*Task objective*:
What is the number of lines containing the word "JSON"? Please answer with that number and nothing more.

[Figure contents as structured data]
+--
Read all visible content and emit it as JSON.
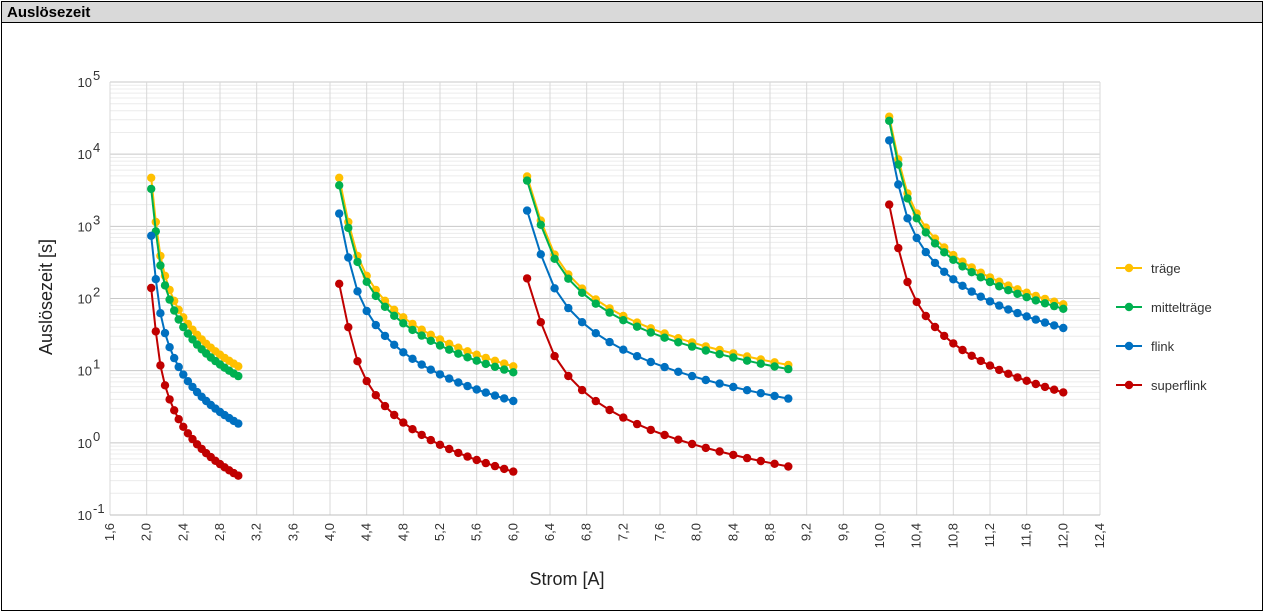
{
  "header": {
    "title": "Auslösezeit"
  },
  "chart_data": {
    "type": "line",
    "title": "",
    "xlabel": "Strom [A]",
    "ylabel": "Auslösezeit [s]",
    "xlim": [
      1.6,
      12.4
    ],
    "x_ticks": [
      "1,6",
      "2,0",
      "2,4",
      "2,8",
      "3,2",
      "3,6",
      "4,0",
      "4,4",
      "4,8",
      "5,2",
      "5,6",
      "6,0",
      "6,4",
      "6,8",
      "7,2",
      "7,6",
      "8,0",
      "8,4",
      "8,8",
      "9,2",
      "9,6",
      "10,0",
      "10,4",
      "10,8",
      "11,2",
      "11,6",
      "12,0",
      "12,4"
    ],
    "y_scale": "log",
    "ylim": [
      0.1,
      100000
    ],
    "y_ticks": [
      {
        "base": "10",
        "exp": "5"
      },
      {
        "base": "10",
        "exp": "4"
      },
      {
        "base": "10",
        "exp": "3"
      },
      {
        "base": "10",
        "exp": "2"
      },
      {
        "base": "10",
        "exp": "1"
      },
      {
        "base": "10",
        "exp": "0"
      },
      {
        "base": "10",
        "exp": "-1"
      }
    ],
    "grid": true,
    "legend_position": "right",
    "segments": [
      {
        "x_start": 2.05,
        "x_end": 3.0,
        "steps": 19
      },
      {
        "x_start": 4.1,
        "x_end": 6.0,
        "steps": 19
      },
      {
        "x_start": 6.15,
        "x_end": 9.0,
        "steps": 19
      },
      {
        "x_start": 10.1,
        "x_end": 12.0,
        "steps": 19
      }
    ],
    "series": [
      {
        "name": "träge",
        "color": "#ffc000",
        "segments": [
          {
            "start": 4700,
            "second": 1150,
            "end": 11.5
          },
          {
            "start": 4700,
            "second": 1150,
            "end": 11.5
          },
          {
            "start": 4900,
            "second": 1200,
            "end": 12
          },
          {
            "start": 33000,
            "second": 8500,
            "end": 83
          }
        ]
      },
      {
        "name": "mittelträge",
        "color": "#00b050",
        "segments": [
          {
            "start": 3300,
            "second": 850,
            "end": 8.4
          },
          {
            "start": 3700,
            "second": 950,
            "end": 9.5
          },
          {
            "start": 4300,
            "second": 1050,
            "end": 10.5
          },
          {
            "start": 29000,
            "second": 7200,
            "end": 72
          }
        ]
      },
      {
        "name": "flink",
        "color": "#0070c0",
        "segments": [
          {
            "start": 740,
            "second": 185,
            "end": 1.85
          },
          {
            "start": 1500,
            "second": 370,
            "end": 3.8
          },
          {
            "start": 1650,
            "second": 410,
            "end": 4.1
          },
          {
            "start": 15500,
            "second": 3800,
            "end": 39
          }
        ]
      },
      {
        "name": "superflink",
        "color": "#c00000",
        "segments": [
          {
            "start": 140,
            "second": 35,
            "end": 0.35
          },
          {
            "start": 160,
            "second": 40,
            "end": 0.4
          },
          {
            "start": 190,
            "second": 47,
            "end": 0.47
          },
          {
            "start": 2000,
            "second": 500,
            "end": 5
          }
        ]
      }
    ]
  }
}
+--
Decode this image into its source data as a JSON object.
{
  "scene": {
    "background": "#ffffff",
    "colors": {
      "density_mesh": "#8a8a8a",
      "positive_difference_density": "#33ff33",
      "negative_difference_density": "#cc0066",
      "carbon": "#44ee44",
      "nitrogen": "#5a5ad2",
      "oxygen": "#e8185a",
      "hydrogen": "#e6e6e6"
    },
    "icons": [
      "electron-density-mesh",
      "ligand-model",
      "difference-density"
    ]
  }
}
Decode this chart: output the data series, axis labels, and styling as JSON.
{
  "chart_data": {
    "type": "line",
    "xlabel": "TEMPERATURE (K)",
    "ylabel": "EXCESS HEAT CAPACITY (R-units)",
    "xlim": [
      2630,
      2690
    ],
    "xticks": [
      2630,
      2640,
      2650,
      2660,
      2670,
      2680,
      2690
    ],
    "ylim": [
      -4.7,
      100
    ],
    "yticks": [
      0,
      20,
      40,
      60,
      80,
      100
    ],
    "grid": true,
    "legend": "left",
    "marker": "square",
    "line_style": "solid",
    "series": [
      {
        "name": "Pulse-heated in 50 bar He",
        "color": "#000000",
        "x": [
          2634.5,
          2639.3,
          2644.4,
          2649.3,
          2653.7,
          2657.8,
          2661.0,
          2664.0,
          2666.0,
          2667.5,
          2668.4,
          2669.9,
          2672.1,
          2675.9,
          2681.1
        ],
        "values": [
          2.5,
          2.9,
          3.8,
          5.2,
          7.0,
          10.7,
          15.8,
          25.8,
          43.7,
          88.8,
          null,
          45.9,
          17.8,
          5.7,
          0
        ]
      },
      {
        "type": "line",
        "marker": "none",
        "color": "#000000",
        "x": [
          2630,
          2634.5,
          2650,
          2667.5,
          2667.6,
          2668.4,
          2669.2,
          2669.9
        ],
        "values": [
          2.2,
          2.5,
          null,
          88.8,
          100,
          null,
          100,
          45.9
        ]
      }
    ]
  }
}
+--
*Written answer*:
3